- [Records provided]:
· · · · ·
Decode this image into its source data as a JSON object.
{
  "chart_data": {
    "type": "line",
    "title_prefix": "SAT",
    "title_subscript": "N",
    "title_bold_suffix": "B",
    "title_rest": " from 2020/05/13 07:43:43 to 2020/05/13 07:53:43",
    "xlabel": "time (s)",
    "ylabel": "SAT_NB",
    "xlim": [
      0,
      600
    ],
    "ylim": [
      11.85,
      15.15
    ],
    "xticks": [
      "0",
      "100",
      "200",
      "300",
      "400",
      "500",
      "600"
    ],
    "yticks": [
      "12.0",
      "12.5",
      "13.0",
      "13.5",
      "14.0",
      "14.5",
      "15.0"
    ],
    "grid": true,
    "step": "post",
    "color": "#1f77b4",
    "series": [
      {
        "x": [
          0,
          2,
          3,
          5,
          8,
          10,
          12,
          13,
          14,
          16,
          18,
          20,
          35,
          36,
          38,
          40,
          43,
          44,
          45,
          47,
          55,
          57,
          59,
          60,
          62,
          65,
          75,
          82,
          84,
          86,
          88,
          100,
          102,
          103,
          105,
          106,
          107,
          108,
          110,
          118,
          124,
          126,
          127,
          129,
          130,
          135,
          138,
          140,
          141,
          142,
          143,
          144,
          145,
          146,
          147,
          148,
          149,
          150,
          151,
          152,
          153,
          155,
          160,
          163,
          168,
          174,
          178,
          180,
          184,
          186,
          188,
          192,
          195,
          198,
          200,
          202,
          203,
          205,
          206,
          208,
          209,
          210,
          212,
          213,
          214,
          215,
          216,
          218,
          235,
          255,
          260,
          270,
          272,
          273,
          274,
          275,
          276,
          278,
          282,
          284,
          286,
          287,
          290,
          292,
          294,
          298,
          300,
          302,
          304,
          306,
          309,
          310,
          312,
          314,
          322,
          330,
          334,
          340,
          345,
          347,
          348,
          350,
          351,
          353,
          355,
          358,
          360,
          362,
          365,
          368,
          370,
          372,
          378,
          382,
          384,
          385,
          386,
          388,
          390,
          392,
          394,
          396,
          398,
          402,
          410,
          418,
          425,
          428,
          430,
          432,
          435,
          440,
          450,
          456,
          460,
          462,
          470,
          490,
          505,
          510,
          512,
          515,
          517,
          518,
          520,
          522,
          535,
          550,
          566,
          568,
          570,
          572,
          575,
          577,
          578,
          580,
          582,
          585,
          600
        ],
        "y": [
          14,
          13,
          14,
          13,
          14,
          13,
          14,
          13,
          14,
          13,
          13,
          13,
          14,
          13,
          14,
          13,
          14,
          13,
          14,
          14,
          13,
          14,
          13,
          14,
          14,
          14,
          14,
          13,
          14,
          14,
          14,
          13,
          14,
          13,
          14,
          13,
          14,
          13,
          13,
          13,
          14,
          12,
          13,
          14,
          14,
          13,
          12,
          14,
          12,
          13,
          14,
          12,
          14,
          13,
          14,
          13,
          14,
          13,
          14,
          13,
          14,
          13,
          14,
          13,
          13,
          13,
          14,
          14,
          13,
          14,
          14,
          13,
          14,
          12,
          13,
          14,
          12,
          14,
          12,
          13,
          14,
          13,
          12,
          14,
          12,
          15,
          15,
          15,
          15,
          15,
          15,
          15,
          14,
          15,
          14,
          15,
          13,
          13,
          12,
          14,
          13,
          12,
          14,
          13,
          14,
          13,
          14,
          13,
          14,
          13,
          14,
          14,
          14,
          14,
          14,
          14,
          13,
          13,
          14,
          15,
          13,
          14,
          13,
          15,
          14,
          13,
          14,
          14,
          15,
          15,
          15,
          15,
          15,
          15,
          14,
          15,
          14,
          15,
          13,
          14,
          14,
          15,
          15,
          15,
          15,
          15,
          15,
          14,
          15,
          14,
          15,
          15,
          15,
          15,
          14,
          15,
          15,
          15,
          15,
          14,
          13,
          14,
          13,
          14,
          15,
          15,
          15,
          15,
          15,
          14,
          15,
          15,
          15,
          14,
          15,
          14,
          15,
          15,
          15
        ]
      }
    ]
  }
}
· · · · ·
- [Directions for this task]:
Write out the records above again, keeping each one identical to the original.

- [Result of the exercise]:
Decode this image into its source data as a JSON object.
{
  "chart_data": {
    "type": "line",
    "title_prefix": "SAT",
    "title_subscript": "N",
    "title_bold_suffix": "B",
    "title_rest": " from 2020/05/13 07:43:43 to 2020/05/13 07:53:43",
    "xlabel": "time (s)",
    "ylabel": "SAT_NB",
    "xlim": [
      0,
      600
    ],
    "ylim": [
      11.85,
      15.15
    ],
    "xticks": [
      "0",
      "100",
      "200",
      "300",
      "400",
      "500",
      "600"
    ],
    "yticks": [
      "12.0",
      "12.5",
      "13.0",
      "13.5",
      "14.0",
      "14.5",
      "15.0"
    ],
    "grid": true,
    "step": "post",
    "color": "#1f77b4",
    "series": [
      {
        "x": [
          0,
          2,
          3,
          5,
          8,
          10,
          12,
          13,
          14,
          16,
          18,
          20,
          35,
          36,
          38,
          40,
          43,
          44,
          45,
          47,
          55,
          57,
          59,
          60,
          62,
          65,
          75,
          82,
          84,
          86,
          88,
          100,
          102,
          103,
          105,
          106,
          107,
          108,
          110,
          118,
          124,
          126,
          127,
          129,
          130,
          135,
          138,
          140,
          141,
          142,
          143,
          144,
          145,
          146,
          147,
          148,
          149,
          150,
          151,
          152,
          153,
          155,
          160,
          163,
          168,
          174,
          178,
          180,
          184,
          186,
          188,
          192,
          195,
          198,
          200,
          202,
          203,
          205,
          206,
          208,
          209,
          210,
          212,
          213,
          214,
          215,
          216,
          218,
          235,
          255,
          260,
          270,
          272,
          273,
          274,
          275,
          276,
          278,
          282,
          284,
          286,
          287,
          290,
          292,
          294,
          298,
          300,
          302,
          304,
          306,
          309,
          310,
          312,
          314,
          322,
          330,
          334,
          340,
          345,
          347,
          348,
          350,
          351,
          353,
          355,
          358,
          360,
          362,
          365,
          368,
          370,
          372,
          378,
          382,
          384,
          385,
          386,
          388,
          390,
          392,
          394,
          396,
          398,
          402,
          410,
          418,
          425,
          428,
          430,
          432,
          435,
          440,
          450,
          456,
          460,
          462,
          470,
          490,
          505,
          510,
          512,
          515,
          517,
          518,
          520,
          522,
          535,
          550,
          566,
          568,
          570,
          572,
          575,
          577,
          578,
          580,
          582,
          585,
          600
        ],
        "y": [
          14,
          13,
          14,
          13,
          14,
          13,
          14,
          13,
          14,
          13,
          13,
          13,
          14,
          13,
          14,
          13,
          14,
          13,
          14,
          14,
          13,
          14,
          13,
          14,
          14,
          14,
          14,
          13,
          14,
          14,
          14,
          13,
          14,
          13,
          14,
          13,
          14,
          13,
          13,
          13,
          14,
          12,
          13,
          14,
          14,
          13,
          12,
          14,
          12,
          13,
          14,
          12,
          14,
          13,
          14,
          13,
          14,
          13,
          14,
          13,
          14,
          13,
          14,
          13,
          13,
          13,
          14,
          14,
          13,
          14,
          14,
          13,
          14,
          12,
          13,
          14,
          12,
          14,
          12,
          13,
          14,
          13,
          12,
          14,
          12,
          15,
          15,
          15,
          15,
          15,
          15,
          15,
          14,
          15,
          14,
          15,
          13,
          13,
          12,
          14,
          13,
          12,
          14,
          13,
          14,
          13,
          14,
          13,
          14,
          13,
          14,
          14,
          14,
          14,
          14,
          14,
          13,
          13,
          14,
          15,
          13,
          14,
          13,
          15,
          14,
          13,
          14,
          14,
          15,
          15,
          15,
          15,
          15,
          15,
          14,
          15,
          14,
          15,
          13,
          14,
          14,
          15,
          15,
          15,
          15,
          15,
          15,
          14,
          15,
          14,
          15,
          15,
          15,
          15,
          14,
          15,
          15,
          15,
          15,
          14,
          13,
          14,
          13,
          14,
          15,
          15,
          15,
          15,
          15,
          14,
          15,
          15,
          15,
          14,
          15,
          14,
          15,
          15,
          15
        ]
      }
    ]
  }
}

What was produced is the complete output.